begin Data
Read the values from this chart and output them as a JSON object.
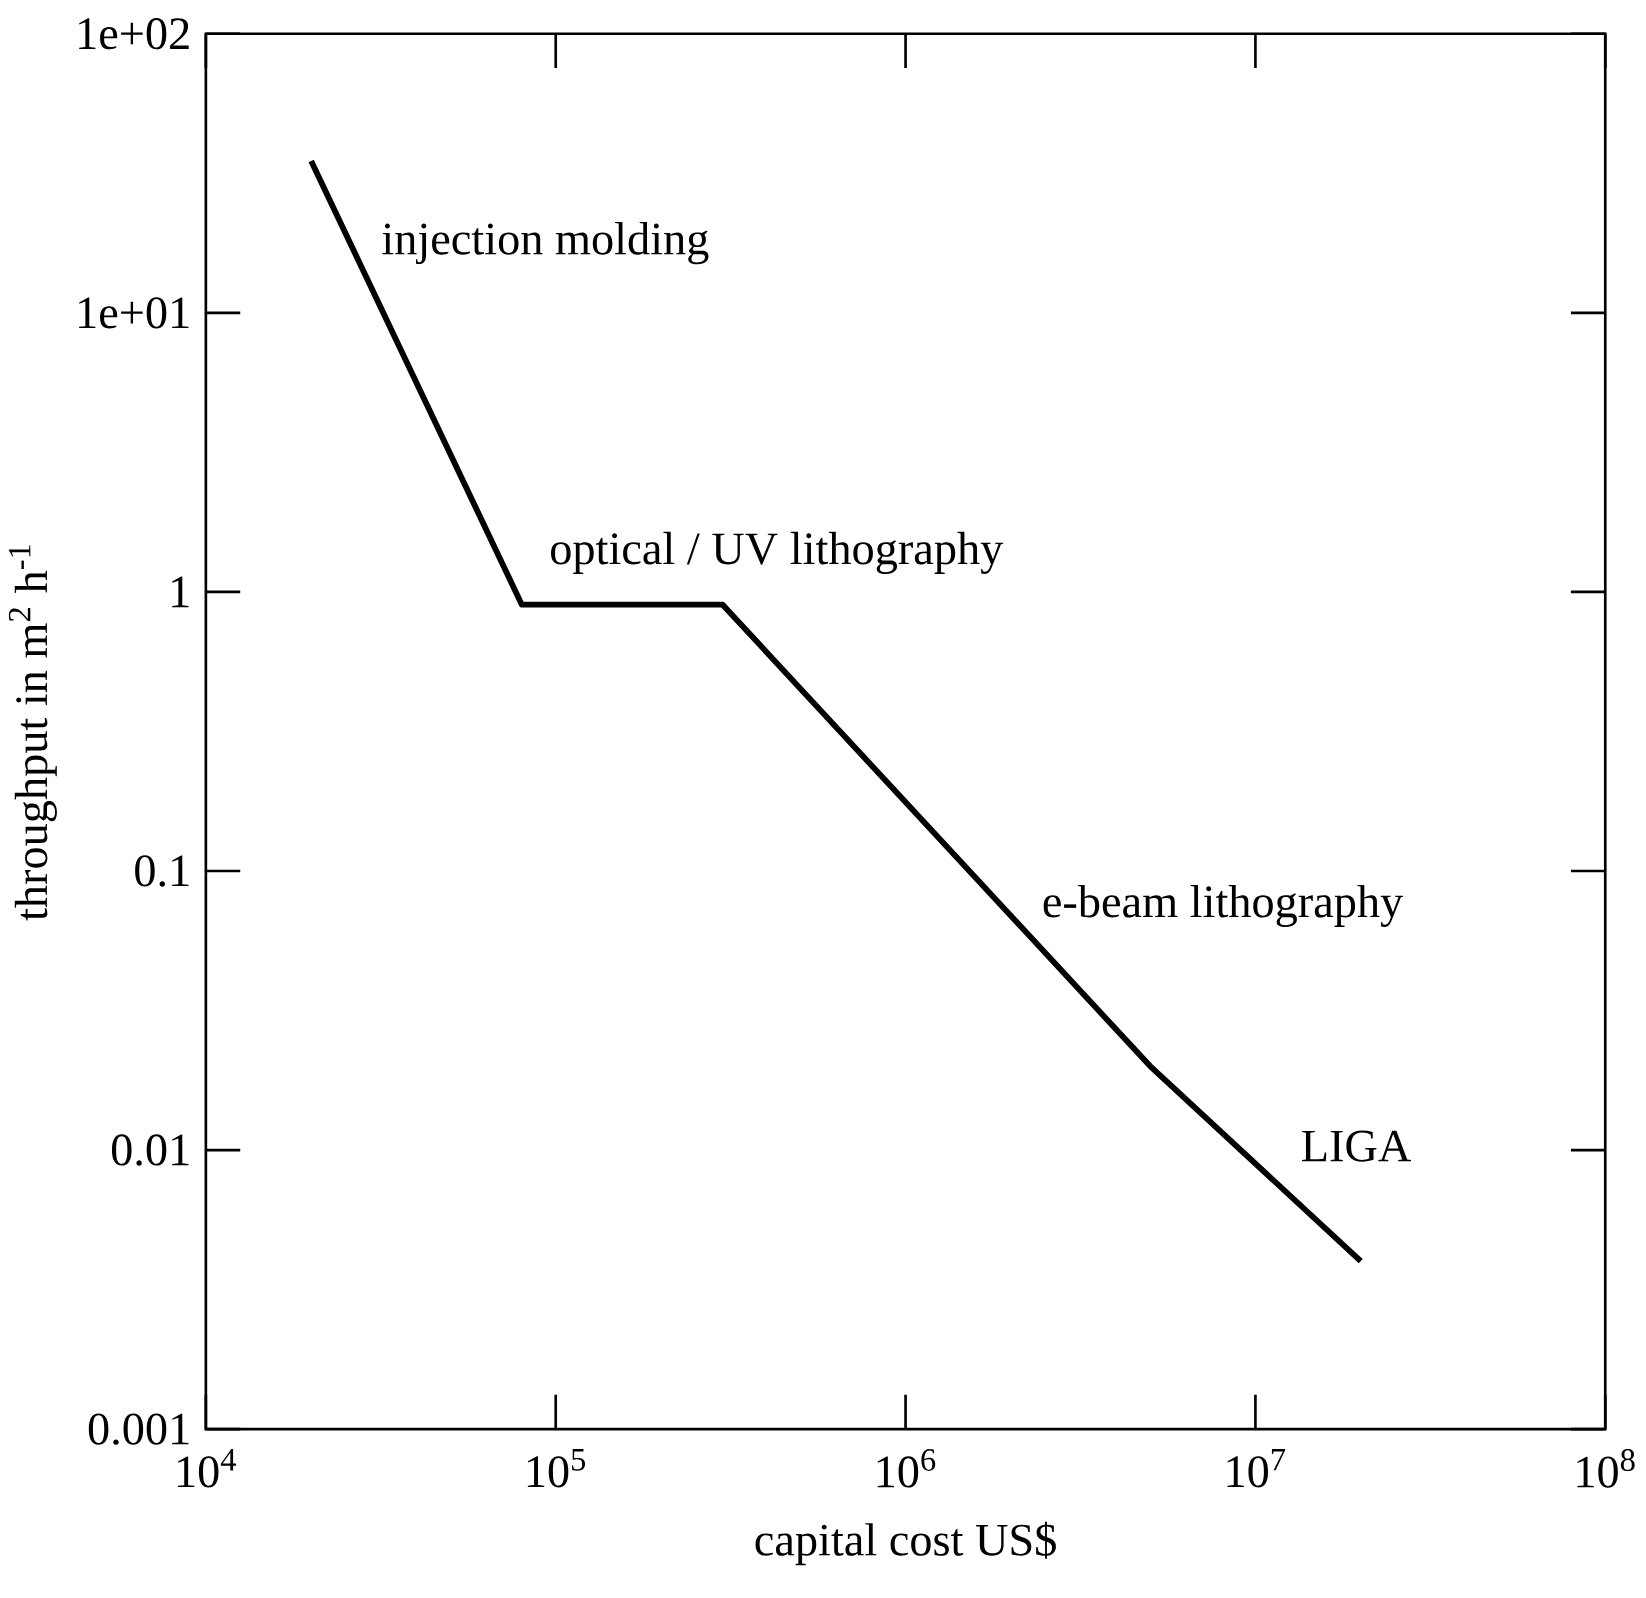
{
  "chart_data": {
    "type": "line",
    "xlabel": "capital cost US$",
    "ylabel": "throughput in m$^{2}$ h$^{-1}$",
    "x": [
      20000,
      80000,
      300000,
      5000000,
      20000000
    ],
    "values": [
      35,
      0.9,
      0.9,
      0.02,
      0.004
    ],
    "color": "#000000",
    "marker": "none",
    "line_style": "solid",
    "log": "xy",
    "xlim": [
      10000,
      100000000
    ],
    "ylim": [
      0.001,
      100
    ],
    "xticks": [
      {
        "value": 10000,
        "label": "10$^{4}$"
      },
      {
        "value": 100000,
        "label": "10$^{5}$"
      },
      {
        "value": 1000000,
        "label": "10$^{6}$"
      },
      {
        "value": 10000000,
        "label": "10$^{7}$"
      },
      {
        "value": 100000000,
        "label": "10$^{8}$"
      }
    ],
    "yticks": [
      {
        "value": 100,
        "label": "1e+02"
      },
      {
        "value": 10,
        "label": "1e+01"
      },
      1,
      0.1,
      0.01,
      0.001
    ],
    "annotations": [
      "injection molding",
      "optical / UV lithography",
      "e-beam lithography",
      "LIGA"
    ]
  }
}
end Data
Each entry shown above must be quoted exactly, with its pictures left out.

Read the values from this chart and output them as a JSON object.
{
  "chart_data": {
    "type": "line",
    "xlabel": "capital cost US$",
    "ylabel": "throughput in m$^{2}$ h$^{-1}$",
    "x": [
      20000,
      80000,
      300000,
      5000000,
      20000000
    ],
    "values": [
      35,
      0.9,
      0.9,
      0.02,
      0.004
    ],
    "color": "#000000",
    "marker": "none",
    "line_style": "solid",
    "log": "xy",
    "xlim": [
      10000,
      100000000
    ],
    "ylim": [
      0.001,
      100
    ],
    "xticks": [
      {
        "value": 10000,
        "label": "10$^{4}$"
      },
      {
        "value": 100000,
        "label": "10$^{5}$"
      },
      {
        "value": 1000000,
        "label": "10$^{6}$"
      },
      {
        "value": 10000000,
        "label": "10$^{7}$"
      },
      {
        "value": 100000000,
        "label": "10$^{8}$"
      }
    ],
    "yticks": [
      {
        "value": 100,
        "label": "1e+02"
      },
      {
        "value": 10,
        "label": "1e+01"
      },
      1,
      0.1,
      0.01,
      0.001
    ],
    "annotations": [
      "injection molding",
      "optical / UV lithography",
      "e-beam lithography",
      "LIGA"
    ]
  }
}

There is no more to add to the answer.